**Text passage**:
━━━━━━━━━━━━━━━━━━━━

CHICAGO AND NORTH WESTERN RAILWAY COMPANY, PLAINTIFF,
v.
TOLEDO, PEORIA & WESTERN RAILROAD COMPANY, J. RUSSELL COULTER, R.M. ESSLINGER, D.L. HUGHES AND H.E. KIPLING, DEFENDANTS. BROTHERHOOD OF LOCOMOTIVE FIREMEN AND ENGINEMEN, LOCAL LODGE 926, AND ROBERT J. STRAND, GENERAL CHAIRMAN, LOCAL LODGE 926, AND GARLAND F. BROWN, JOHN W. TOWLES AND LOCAL LODGE 1084 OF THE BROTHERHOOD OF LOCOMOTIVE TRAINMEN, INTERVENORS.



The opinion of the court was delivered by: Mercer, Chief Judge.

This suit arose upon a complaint by the Chicago and North Western Railway Company, hereinafter plaintiff, against the Toledo, Peoria & Western Railroad Company, hereinafter T.P. & W., and certain officers of T.P. & W., for an injunction restraining T.P. & W., its officers, agents and employees from interfering with, delaying or preventing plaintiff from operating its trains, with its own crews, over a section of railroad track intervening between Sommer, Illinois, and the industrial plant of Archer-Daniels-Midland Company, hereinafter ADM.

Local Lodge No. 926 of the Brotherhood of Locomotive Firemen & Enginemen, Local Lodge No. 1084 of the Brotherhood of Railroad Trainmen and certain officers of the two local unions, hereinafter referred to as intervenors, were permitted to intervene as parties to the suit.

Plaintiff is a corporation organized under the laws of the State of Wisconsin, having its principal place of business at Chicago, Illinois, and is engaged as a common carrier in the transportation of persons and goods by railroad in interstate commerce. Defendant is a Delaware corporation, having its principal place of business at East Peoria, Illinois, and is engaged as a common carrier in the interstate transportation of goods in commerce. The intervening Local Unions are the collective bargaining agents for T.P. & W.'s operating employees.

━━━━━━━━━━━━━━━━━━━━

**Information supplied**:
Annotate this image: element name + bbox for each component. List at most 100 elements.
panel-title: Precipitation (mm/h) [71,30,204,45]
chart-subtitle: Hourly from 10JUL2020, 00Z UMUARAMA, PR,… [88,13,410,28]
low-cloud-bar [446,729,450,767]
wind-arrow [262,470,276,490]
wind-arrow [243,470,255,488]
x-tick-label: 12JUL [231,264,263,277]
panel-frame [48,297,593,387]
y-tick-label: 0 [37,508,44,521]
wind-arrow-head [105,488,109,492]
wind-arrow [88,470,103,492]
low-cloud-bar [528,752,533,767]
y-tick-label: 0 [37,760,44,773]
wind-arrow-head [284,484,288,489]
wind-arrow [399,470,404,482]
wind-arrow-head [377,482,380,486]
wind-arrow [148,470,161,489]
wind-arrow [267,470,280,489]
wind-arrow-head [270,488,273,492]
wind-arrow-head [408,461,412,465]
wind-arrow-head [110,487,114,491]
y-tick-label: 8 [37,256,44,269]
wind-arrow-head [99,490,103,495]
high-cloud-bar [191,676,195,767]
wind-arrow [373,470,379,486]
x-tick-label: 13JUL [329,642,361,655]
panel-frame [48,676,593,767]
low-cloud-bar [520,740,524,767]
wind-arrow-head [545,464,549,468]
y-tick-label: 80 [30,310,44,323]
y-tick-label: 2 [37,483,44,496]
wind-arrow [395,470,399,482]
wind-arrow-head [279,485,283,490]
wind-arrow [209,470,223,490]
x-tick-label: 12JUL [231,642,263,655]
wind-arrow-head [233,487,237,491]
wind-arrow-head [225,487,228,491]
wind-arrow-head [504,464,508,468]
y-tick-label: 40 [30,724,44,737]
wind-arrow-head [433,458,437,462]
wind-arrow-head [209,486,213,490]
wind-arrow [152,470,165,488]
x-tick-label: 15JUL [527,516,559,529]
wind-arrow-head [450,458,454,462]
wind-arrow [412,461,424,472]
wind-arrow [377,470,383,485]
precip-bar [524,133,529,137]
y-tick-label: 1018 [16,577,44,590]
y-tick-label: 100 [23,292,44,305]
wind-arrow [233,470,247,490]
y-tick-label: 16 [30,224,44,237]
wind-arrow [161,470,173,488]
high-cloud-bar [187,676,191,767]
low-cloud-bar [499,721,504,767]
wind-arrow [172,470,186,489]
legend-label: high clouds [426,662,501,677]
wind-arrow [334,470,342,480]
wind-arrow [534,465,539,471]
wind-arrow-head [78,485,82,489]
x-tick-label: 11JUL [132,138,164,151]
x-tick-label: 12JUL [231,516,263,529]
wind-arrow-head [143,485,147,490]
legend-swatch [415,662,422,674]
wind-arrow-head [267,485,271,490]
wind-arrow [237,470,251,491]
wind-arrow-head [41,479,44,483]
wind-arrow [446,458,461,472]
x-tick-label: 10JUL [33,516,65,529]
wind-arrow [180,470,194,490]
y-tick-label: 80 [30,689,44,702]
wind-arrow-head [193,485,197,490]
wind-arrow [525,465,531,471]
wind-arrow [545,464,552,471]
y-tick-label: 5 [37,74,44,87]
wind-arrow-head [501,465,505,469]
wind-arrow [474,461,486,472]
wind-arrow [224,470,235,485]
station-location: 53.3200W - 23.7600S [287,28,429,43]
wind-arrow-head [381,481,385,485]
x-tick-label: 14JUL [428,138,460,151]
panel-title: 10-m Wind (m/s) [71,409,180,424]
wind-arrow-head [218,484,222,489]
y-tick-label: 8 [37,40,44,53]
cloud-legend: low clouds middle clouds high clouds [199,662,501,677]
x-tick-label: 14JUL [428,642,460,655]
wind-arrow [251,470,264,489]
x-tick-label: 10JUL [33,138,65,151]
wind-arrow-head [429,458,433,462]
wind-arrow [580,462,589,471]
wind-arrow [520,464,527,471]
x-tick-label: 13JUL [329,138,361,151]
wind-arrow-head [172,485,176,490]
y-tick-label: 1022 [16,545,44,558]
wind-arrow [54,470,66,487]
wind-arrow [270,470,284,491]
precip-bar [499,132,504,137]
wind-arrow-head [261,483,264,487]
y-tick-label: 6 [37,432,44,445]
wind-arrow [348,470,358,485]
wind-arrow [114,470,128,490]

━━━━━━━━━━━━━━━━━━━━

**What the task requires**:
Reproduce the text of the railway court opinion verbatim between "This suit arose" and "Company, hereinafter ADM.", inclusive.

**Final answer**:
This suit arose upon a complaint by the Chicago and North Western Railway Company, hereinafter plaintiff, against the Toledo, Peoria & Western Railroad Company, hereinafter T.P. & W., and certain officers of T.P. & W., for an injunction restraining T.P. & W., its officers, agents and employees from interfering with, delaying or preventing plaintiff from operating its trains, with its own crews, over a section of railroad track intervening between Sommer, Illinois, and the industrial plant of Archer-Daniels-Midland Company, hereinafter ADM.